Collected data entries
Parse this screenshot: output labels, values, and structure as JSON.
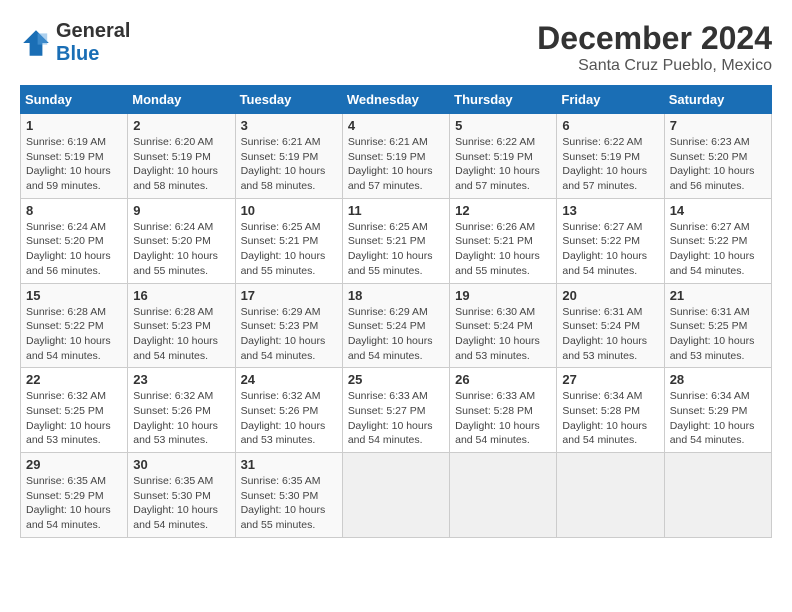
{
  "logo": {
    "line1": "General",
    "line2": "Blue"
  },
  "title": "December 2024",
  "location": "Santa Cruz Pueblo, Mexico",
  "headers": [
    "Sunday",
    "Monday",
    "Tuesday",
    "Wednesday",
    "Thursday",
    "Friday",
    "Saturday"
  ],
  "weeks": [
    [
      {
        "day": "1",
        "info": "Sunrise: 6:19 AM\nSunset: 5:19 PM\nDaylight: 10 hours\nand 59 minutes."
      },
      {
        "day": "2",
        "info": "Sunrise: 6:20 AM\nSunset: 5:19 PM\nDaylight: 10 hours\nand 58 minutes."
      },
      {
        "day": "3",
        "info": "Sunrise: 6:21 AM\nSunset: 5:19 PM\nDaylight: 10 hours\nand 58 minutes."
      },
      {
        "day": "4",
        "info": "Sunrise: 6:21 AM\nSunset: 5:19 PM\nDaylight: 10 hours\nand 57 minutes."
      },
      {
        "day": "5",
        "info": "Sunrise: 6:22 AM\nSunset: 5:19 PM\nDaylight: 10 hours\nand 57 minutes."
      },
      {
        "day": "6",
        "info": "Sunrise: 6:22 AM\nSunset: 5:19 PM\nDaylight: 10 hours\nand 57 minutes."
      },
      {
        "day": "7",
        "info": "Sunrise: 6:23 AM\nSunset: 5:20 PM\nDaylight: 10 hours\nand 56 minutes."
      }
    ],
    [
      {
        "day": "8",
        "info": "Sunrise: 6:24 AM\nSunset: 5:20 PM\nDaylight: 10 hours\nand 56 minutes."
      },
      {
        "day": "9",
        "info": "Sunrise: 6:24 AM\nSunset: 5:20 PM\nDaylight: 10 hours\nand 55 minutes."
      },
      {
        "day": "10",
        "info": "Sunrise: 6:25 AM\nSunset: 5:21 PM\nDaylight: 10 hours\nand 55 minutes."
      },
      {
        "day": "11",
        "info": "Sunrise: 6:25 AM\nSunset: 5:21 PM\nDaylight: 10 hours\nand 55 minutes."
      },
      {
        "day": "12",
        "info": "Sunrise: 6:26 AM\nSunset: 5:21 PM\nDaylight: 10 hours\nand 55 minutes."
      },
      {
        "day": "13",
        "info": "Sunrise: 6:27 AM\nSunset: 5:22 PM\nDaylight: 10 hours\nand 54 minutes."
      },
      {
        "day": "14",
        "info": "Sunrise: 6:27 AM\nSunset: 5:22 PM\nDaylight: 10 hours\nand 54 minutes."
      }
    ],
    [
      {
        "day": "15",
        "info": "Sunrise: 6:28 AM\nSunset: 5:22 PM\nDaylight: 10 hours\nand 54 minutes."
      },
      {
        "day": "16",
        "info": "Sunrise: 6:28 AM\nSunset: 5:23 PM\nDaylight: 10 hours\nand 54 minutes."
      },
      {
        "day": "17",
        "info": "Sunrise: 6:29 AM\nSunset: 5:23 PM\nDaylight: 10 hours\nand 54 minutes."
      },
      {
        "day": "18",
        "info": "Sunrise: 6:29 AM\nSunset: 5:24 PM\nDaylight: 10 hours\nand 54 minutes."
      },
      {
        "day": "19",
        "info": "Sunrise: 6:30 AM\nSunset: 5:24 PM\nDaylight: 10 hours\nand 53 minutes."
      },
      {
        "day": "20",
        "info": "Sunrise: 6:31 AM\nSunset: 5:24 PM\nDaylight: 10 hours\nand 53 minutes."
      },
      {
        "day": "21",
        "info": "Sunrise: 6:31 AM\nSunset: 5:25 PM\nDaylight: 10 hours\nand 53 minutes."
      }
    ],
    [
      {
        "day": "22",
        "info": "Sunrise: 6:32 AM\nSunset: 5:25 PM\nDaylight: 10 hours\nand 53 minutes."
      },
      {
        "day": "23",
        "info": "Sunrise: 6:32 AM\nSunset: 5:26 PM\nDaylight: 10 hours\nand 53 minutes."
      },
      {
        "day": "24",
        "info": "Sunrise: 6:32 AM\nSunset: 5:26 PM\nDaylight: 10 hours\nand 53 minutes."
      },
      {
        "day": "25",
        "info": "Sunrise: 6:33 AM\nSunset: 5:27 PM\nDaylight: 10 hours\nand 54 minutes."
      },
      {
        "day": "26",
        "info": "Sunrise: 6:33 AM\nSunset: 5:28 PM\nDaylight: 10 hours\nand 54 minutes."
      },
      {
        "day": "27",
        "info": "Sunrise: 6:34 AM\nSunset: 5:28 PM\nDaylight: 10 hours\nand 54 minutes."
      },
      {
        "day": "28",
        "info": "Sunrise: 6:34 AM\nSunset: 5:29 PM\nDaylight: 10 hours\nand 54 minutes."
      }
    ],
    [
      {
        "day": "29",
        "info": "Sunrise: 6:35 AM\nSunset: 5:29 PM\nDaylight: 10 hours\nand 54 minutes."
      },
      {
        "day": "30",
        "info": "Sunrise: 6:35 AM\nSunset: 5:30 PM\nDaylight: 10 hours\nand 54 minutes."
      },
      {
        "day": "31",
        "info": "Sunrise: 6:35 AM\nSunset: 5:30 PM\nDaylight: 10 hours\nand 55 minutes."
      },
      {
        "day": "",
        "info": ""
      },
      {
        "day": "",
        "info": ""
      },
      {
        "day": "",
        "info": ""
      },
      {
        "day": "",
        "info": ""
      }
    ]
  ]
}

* * *

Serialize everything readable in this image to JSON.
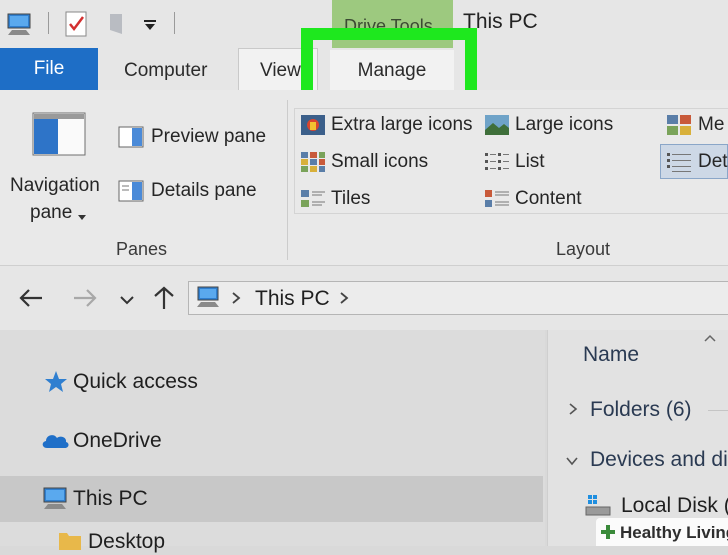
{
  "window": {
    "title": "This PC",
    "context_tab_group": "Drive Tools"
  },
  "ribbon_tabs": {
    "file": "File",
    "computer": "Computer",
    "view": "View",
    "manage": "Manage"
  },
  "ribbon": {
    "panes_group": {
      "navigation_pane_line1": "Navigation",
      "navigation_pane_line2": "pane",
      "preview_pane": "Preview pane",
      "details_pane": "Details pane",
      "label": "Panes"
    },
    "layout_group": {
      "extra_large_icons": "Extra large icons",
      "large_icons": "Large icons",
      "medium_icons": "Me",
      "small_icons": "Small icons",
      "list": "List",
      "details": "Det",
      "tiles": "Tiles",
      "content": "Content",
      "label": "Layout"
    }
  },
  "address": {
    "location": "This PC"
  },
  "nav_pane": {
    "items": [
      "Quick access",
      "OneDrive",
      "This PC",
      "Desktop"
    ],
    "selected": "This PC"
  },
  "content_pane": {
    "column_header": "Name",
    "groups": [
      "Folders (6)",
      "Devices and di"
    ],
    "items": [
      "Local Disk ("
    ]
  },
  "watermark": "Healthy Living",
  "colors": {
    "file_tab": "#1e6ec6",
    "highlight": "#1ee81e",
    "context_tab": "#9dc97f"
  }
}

-- What needs to be done --
From the records above, pull out each line that has "JSON".

-- Response to this exercise --
Parse this screenshot: output labels, values, and structure as JSON.
Serialize everything readable in this image to JSON.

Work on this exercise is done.